[Entries taken from a collection]
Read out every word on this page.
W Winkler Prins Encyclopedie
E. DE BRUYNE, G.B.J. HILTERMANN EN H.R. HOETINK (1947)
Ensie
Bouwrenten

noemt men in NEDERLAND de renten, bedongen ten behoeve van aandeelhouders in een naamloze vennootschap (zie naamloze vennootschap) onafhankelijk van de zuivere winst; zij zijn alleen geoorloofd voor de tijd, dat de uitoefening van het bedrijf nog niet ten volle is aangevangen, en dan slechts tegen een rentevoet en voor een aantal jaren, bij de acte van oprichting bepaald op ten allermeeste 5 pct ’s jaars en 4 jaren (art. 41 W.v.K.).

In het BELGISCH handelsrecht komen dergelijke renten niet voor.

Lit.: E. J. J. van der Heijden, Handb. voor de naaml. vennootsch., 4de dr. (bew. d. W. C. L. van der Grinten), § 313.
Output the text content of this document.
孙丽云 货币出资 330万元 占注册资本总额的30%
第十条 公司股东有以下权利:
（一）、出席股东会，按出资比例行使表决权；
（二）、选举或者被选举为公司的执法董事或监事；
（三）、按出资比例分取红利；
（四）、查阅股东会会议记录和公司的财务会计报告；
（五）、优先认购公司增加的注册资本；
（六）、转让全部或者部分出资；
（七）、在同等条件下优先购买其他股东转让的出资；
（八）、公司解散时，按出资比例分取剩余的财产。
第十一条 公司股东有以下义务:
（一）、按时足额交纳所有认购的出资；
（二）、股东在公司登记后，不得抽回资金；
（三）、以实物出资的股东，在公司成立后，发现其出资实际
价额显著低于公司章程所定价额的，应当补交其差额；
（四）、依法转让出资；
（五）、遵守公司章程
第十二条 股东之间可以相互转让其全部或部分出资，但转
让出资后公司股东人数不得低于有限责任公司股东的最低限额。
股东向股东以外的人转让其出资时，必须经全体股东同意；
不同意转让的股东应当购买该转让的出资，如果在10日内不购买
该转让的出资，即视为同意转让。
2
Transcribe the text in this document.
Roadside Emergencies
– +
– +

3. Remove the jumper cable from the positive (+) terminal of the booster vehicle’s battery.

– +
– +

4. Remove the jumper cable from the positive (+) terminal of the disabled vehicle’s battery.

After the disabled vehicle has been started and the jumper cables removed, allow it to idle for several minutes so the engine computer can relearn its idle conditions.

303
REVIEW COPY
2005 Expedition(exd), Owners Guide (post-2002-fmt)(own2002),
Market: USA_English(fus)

**What this task involves:** Locate all lines in the listing above with the word "battery". Copy them.

**Full solution:**
3. Remove the jumper cable from the positive (+) terminal of the booster vehicle’s battery.
4. Remove the jumper cable from the positive (+) terminal of the disabled vehicle’s battery.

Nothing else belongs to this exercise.